• _AIM OF THE TASK_: Below are entries to be transcribed exactly; exclude the pictures from the copy.
• • •
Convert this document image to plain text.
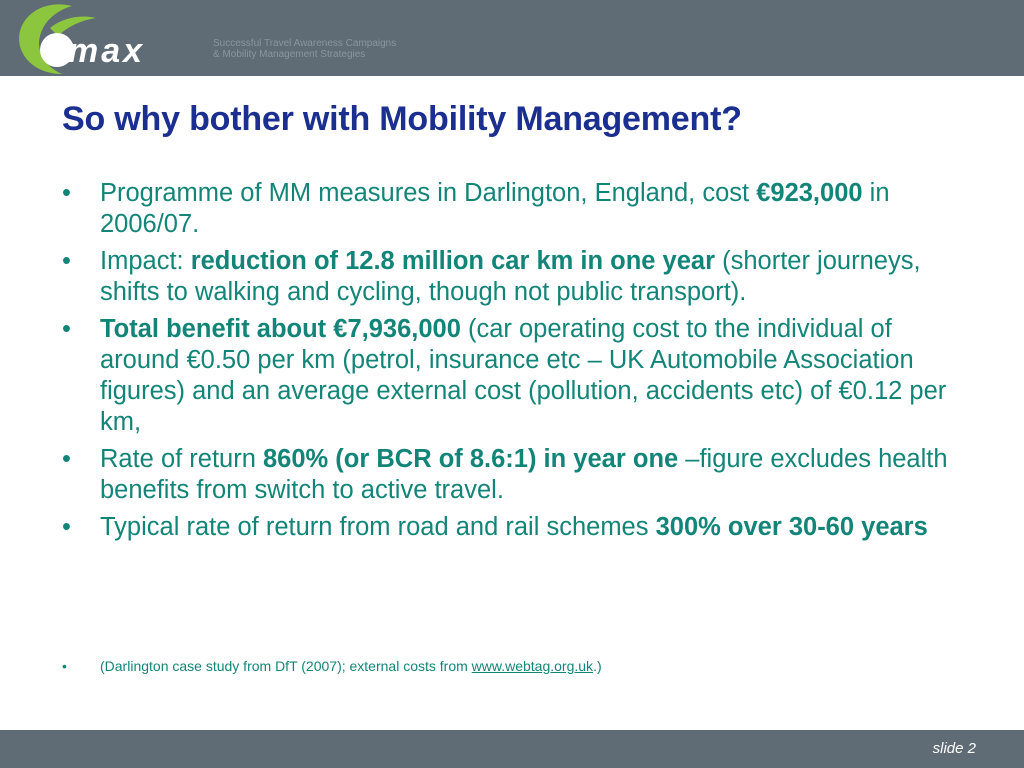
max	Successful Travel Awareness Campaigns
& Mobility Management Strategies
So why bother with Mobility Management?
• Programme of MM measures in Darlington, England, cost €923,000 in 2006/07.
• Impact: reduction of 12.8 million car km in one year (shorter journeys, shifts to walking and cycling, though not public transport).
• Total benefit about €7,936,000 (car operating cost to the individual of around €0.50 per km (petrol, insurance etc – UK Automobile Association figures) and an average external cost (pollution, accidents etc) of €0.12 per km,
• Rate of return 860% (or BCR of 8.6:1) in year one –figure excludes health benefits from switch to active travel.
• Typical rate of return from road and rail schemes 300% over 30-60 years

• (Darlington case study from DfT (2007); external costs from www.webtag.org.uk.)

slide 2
• • •
• _TASK RESULT_:
Convert this document image to plain text.
max	Successful Travel Awareness Campaigns
& Mobility Management Strategies
So why bother with Mobility Management?
• Programme of MM measures in Darlington, England, cost €923,000 in 2006/07.
• Impact: reduction of 12.8 million car km in one year (shorter journeys, shifts to walking and cycling, though not public transport).
• Total benefit about €7,936,000 (car operating cost to the individual of around €0.50 per km (petrol, insurance etc – UK Automobile Association figures) and an average external cost (pollution, accidents etc) of €0.12 per km,
• Rate of return 860% (or BCR of 8.6:1) in year one –figure excludes health benefits from switch to active travel.
• Typical rate of return from road and rail schemes 300% over 30-60 years

• (Darlington case study from DfT (2007); external costs from www.webtag.org.uk.)

slide 2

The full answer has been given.